"In the initial few months after a separation, sleep problems are probably pretty normal, and this is an adjustment process that people can typically cope with well," says David Sbarra. "But sleep problems that persist for an extended period may mean something different." (Credit: David Calvet/Flickr)

Loss of sleep after divorce can spike blood pressure

Divorce-related sleep problems may be partly to blame for significant health problems, including high blood pressure and even early death, research suggests.

“In the initial few months after a separation, sleep problems are probably pretty normal, and this is an adjustment process that people can typically cope with well,” says David Sbarra, associate professor of psychology at University of Arizona.

“But sleep problems that persist for an extended period may mean something different. It may mean that people are potentially becoming depressed, that they’re struggling with getting their life going again, and it is these people that are particularly susceptible to health problems.”

Published in the journal Health Psychology, the new paper looks at 138 people who had physically separated from or divorced their partner about 16 weeks before the start of the study.

Delayed effect

Participants reported on their quality of sleep during three lab visits over a seven-and-a-half-month period, using the Pittsburgh Sleep Quality Index, which takes into consideration sleep issues including tossing and turning, snoring, and difficulty falling and staying asleep. Blood pressure was also measured at each of the three lab visits.

Although researchers did not observe a relationship between sleep complaints and blood pressure levels at the participants’ first lab visits, they did observe a delayed effect, with participants showing increased systolic and diastolic blood pressure in later visits as a function of earlier sleep problems.

“We saw changes in resting blood pressure were associated with sleep problems three months earlier. Earlier sleep problems predicted increases in resting blood pressure over time,” Sbarra says.

A ‘nontrivial bump’

Researchers also found that the longer people’s sleep problems persisted after their separation, the more likely those problems were to have an adverse effect on blood pressure.
━━━━━━━━━━━━━━━━━━━━
Exercise requirements:
[a] Reproduce the part of the article on sleep loss after divorce between "Published in the" and "three lab visits.", inclusive.
[b] Translate this sentence from the article on sleep loss after divorce into Spanish: "Divorce-related sleep problems may be partly to blame for significant health problems, including high blood pressure and even early death, research suggests."
[c] Pick up the article on sleep loss after divorce where it stops, and carry it on.

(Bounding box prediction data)
━━━━━━━━━━━━━━━━━━━━
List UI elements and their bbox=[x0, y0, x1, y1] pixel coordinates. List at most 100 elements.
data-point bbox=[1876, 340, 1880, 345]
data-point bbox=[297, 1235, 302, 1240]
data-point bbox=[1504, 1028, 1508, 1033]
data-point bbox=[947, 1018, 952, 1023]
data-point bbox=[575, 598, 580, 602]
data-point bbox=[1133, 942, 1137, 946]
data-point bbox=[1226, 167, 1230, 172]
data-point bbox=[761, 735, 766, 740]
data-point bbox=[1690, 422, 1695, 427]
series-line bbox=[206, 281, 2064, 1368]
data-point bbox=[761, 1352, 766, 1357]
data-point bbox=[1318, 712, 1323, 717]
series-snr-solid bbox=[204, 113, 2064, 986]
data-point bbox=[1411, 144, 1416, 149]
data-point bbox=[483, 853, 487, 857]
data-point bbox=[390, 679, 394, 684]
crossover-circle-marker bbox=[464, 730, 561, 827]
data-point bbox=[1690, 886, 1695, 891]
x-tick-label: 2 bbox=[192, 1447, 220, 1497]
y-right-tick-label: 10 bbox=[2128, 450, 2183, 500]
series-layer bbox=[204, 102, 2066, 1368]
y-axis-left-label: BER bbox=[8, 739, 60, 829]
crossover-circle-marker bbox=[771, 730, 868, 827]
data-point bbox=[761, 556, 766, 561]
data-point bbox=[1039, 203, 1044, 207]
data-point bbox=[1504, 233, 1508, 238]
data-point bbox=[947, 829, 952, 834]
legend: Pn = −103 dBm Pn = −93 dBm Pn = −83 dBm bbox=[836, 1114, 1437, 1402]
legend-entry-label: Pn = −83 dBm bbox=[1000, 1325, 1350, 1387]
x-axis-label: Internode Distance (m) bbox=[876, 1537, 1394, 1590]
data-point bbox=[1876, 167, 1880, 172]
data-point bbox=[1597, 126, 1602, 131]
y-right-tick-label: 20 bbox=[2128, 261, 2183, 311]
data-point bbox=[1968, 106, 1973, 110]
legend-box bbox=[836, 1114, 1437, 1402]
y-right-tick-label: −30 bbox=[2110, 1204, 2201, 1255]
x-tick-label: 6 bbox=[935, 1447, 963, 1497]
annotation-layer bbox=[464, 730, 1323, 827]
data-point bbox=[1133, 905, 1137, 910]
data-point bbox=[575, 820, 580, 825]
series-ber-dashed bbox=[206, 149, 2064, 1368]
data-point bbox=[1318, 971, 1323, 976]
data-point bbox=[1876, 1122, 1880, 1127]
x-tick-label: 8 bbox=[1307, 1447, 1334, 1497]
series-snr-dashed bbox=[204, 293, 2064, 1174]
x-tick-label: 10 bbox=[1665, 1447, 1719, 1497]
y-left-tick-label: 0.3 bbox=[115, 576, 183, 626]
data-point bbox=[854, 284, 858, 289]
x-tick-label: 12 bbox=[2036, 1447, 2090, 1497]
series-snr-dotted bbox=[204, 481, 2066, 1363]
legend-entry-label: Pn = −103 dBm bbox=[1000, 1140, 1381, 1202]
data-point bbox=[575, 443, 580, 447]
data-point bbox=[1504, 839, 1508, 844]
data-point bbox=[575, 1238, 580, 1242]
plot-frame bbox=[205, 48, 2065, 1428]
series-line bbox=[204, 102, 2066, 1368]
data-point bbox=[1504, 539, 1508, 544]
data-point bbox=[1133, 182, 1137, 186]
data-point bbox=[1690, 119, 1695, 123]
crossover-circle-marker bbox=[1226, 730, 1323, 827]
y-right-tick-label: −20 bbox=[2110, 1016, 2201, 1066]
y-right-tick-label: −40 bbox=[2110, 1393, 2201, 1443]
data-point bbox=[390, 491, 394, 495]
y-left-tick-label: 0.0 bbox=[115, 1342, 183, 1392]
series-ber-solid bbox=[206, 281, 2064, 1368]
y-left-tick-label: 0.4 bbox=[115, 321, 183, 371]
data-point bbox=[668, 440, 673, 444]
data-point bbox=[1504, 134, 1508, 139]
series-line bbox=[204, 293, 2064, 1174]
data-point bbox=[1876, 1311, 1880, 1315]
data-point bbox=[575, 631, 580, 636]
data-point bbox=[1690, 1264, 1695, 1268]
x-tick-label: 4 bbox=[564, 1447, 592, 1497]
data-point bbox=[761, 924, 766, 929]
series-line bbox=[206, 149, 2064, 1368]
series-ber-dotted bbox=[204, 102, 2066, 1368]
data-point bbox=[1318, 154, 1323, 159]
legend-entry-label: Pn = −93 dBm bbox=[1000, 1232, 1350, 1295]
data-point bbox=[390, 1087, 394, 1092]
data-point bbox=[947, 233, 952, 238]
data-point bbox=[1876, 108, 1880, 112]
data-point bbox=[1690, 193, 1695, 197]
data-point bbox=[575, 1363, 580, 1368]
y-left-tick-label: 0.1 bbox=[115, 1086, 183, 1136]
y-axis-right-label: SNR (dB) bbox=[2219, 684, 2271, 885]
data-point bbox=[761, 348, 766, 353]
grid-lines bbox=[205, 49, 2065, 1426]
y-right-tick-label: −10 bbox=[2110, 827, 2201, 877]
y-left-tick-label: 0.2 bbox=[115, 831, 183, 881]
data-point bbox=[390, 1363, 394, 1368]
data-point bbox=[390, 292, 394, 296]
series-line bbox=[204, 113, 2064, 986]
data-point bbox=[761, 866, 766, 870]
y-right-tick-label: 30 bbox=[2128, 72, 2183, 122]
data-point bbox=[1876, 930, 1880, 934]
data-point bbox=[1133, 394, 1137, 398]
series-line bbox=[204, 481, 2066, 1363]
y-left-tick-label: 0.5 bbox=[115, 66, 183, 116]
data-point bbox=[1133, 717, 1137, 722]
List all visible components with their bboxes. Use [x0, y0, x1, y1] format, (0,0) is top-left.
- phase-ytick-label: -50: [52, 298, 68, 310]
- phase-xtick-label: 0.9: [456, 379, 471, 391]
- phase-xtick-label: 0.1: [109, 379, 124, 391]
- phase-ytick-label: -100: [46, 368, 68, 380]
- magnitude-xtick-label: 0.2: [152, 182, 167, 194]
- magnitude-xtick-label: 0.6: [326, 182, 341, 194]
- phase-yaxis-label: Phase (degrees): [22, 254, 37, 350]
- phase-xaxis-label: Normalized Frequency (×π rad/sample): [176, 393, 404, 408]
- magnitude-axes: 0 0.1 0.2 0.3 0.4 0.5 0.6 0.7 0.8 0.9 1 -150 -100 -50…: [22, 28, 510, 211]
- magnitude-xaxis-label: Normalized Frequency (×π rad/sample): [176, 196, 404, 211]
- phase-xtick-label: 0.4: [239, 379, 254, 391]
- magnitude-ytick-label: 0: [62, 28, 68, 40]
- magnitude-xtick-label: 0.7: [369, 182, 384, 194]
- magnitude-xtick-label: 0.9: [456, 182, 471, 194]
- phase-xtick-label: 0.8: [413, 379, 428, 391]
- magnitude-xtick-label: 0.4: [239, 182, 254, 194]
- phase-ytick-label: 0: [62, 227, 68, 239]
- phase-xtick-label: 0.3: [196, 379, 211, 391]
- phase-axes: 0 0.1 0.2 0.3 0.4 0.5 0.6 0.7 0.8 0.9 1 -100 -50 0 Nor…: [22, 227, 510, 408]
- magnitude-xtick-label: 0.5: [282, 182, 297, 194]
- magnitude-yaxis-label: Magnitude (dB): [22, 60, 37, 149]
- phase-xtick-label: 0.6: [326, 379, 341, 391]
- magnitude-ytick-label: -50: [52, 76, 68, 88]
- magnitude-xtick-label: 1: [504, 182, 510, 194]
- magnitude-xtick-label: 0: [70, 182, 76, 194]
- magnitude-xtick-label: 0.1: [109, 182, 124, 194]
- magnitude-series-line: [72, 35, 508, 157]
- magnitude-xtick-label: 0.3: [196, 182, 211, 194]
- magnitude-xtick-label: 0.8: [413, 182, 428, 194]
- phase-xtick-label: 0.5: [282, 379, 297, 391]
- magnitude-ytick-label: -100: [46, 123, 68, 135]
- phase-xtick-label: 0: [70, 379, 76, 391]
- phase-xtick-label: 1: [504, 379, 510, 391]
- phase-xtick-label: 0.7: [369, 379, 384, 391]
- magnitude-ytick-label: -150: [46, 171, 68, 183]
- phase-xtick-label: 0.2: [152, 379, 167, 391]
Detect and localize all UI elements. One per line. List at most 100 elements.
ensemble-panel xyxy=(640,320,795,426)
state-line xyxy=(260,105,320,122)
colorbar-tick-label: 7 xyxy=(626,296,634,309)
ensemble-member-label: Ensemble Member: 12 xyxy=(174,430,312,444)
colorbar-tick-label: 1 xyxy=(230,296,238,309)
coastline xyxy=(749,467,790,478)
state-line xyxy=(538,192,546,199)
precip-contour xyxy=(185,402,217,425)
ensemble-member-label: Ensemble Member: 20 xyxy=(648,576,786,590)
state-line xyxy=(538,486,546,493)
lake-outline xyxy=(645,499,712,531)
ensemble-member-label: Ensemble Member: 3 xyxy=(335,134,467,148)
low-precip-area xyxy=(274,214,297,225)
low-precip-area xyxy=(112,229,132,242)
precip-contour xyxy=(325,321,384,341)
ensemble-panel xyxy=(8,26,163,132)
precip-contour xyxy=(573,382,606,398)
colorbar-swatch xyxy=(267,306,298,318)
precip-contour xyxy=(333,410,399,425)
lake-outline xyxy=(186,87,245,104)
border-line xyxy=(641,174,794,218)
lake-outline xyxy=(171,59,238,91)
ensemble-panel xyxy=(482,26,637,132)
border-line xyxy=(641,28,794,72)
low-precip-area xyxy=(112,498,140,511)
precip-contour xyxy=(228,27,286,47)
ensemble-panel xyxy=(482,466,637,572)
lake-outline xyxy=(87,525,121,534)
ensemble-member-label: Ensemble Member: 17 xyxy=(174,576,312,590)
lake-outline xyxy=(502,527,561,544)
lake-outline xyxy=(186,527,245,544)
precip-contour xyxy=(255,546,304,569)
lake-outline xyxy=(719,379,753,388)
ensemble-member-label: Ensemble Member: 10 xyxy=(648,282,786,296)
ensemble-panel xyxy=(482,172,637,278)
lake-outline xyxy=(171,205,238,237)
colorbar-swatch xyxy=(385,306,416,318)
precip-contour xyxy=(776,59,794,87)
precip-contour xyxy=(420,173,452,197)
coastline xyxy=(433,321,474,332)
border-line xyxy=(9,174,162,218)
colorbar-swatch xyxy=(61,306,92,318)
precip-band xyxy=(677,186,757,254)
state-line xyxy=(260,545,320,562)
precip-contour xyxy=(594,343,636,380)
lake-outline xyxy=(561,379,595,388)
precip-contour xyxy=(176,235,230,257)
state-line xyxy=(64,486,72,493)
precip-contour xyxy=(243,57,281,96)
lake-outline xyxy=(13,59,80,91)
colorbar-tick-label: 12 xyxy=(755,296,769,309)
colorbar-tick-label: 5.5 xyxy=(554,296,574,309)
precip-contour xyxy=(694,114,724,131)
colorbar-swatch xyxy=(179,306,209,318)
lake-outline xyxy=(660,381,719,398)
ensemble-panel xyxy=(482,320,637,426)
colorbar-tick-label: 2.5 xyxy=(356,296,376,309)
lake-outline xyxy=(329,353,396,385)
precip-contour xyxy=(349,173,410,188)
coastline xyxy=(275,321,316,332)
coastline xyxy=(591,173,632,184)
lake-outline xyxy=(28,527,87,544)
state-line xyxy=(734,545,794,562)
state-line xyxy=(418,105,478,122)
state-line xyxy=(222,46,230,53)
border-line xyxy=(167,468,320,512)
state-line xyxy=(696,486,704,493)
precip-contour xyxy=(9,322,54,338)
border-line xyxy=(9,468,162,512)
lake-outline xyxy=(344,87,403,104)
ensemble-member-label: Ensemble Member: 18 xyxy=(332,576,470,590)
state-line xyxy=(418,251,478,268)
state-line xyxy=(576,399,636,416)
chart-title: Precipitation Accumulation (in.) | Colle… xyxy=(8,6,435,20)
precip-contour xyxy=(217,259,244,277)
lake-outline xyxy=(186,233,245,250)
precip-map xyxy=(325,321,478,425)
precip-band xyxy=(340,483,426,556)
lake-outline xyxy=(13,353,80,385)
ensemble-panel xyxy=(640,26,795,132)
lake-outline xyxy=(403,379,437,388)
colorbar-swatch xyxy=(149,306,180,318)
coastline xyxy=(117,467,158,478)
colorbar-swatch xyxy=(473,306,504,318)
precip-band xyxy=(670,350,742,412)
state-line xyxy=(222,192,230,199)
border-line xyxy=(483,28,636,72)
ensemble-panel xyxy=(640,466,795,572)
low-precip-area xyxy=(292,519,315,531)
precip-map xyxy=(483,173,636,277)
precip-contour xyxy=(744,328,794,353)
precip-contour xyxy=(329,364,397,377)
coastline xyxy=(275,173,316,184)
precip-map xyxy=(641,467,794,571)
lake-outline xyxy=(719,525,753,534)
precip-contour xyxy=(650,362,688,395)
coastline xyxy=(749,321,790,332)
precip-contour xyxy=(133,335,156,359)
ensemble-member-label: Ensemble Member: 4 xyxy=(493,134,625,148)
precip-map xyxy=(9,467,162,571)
━━━━━━━━━━━━━━━━━━━━
Answers to the exercises:
[a]
Published in the journal Health Psychology, the new paper looks at 138 people who had physically separated from or divorced their partner about 16 weeks before the start of the study.

Delayed effect

Participants reported on their quality of sleep during three lab visits over a seven-and-a-half-month period, using the Pittsburgh Sleep Quality Index, which takes into consideration sleep issues including tossing and turning, snoring, and difficulty falling and staying asleep. Blood pressure was also measured at each of the three lab visits.

[b] Las investigaciones sugieren que los problemas de sueño relacionados con el divorcio podrían ser en parte responsables de problemas de salud importantes, como la presión arterial alta e incluso la muerte prematura.

[c]
“What we found was if you’re having sleep problems up to about 10 weeks after your separation, they don’t appear to be associated with your future increase in blood pressure,” Sbarra says. “However, after 10 or so weeks—after some sustained period of time—there seems to be a cumulative bad effect.”

For people who have high blood pressure to begin with, the increase is not to be taken lightly, Sbarra says.

“Each standard deviation increase in sleep complaints corresponded to a roughly six unit increase in subsequent systolic blood pressure,” Sbarra says. “If you’re starting at the high average or low hypertensive range, this is a nontrivial bump.”

Value sleep

Systolic is the top blood pressure number and measures the pressure in the arteries when the heart beats; diastolic is the bottom number and measures the pressure in the arteries between heartbeats. Normal blood pressure is around 120/80.

People who have persistent difficulties sleeping after a divorce may address the issue by seeking out cognitive behavioral therapy, making daily schedule adjustments that promote healthy sleep, or finding new ways to relax at bedtime, suggests lead author Kendra Krietsh, who earned her bachelor’s degree in psychology from University of Arizona and is now pursuing her doctorate in clinical psychology at the University of Florida.

“If somebody is going through a divorce and unable to sleep, they really need to get some help or it could lead to problems. We are all going to go through something stressful in our lives, whether it’s a divorce or something else, and this shows how important it is for all of to value sleep and take care of ourselves.”

The National Institute of Mental Health, the National Institute on Aging, and the National Institute of Child Health and Human Development funded the study.